Identify every line in the records below that contains the word "settings", and copy each of those lines.
++++
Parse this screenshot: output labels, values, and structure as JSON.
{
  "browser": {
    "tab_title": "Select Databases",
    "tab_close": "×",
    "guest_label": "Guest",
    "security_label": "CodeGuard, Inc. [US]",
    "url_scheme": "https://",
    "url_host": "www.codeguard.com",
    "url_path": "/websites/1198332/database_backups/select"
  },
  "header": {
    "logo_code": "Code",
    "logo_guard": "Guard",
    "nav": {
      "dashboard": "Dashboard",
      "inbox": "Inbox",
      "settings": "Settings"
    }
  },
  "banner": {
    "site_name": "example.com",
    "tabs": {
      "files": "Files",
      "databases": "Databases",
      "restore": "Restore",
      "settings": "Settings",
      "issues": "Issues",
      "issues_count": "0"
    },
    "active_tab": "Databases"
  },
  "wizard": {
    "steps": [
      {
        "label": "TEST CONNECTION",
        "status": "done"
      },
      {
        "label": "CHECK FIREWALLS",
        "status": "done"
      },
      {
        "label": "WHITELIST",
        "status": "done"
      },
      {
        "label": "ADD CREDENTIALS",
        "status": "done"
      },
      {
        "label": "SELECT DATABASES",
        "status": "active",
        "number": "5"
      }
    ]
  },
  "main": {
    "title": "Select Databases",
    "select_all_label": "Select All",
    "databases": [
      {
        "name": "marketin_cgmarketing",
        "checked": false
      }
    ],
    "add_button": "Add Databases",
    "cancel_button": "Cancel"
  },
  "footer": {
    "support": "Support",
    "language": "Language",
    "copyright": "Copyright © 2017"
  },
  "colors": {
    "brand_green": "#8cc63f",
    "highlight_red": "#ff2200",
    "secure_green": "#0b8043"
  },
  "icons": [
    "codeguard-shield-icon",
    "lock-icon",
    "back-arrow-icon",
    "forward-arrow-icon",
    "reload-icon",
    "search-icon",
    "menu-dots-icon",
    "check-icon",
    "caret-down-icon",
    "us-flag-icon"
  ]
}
++++
## THE REPLY
      "settings": "Settings"
      "settings": "Settings",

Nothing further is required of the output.